RECORDS FOR THIS TASK:
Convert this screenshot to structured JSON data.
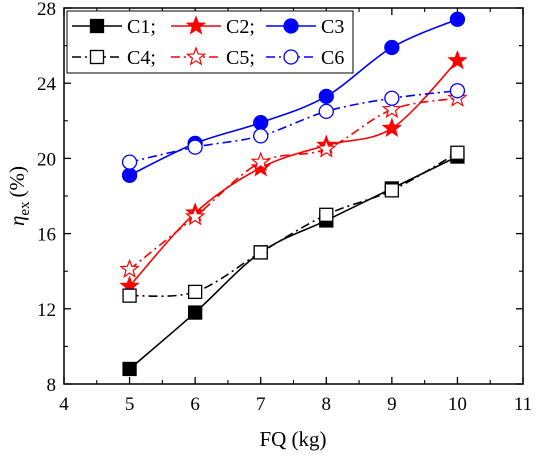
{
  "chart_data": {
    "type": "line",
    "title": "",
    "xlabel": "FQ (kg)",
    "ylabel_symbol": "η",
    "ylabel_subscript": "ex",
    "ylabel_unit": "(%)",
    "xlim": [
      4,
      11
    ],
    "ylim": [
      8,
      28
    ],
    "xticks": [
      4,
      5,
      6,
      7,
      8,
      9,
      10,
      11
    ],
    "yticks": [
      8,
      12,
      16,
      20,
      24,
      28
    ],
    "x": [
      5,
      6,
      7,
      8,
      9,
      10
    ],
    "legend_position": "top-left",
    "series": [
      {
        "name": "C1;",
        "values": [
          8.8,
          11.8,
          15.0,
          16.7,
          18.4,
          20.1
        ],
        "color": "#000000",
        "marker": "square",
        "filled": true,
        "line": "solid"
      },
      {
        "name": "C2;",
        "values": [
          13.2,
          17.1,
          19.5,
          20.7,
          21.6,
          25.2
        ],
        "color": "#ff0000",
        "marker": "star",
        "filled": true,
        "line": "solid"
      },
      {
        "name": "C3",
        "values": [
          19.1,
          20.8,
          21.9,
          23.3,
          25.9,
          27.4
        ],
        "color": "#0000ff",
        "marker": "circle",
        "filled": true,
        "line": "solid"
      },
      {
        "name": "C4;",
        "values": [
          12.7,
          12.9,
          15.0,
          17.0,
          18.3,
          20.3
        ],
        "color": "#000000",
        "marker": "square",
        "filled": false,
        "line": "dashdot"
      },
      {
        "name": "C5;",
        "values": [
          14.1,
          16.9,
          19.8,
          20.5,
          22.6,
          23.2
        ],
        "color": "#ff0000",
        "marker": "star",
        "filled": false,
        "line": "dashdot"
      },
      {
        "name": "C6",
        "values": [
          19.8,
          20.6,
          21.2,
          22.5,
          23.2,
          23.6
        ],
        "color": "#0000ff",
        "marker": "circle",
        "filled": false,
        "line": "dashdot"
      }
    ]
  }
}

THE TASK: Pull out each line containing the word "name" and copy it.

COMPLETE ANSWER:
        "name": "C1;",
        "name": "C2;",
        "name": "C3",
        "name": "C4;",
        "name": "C5;",
        "name": "C6",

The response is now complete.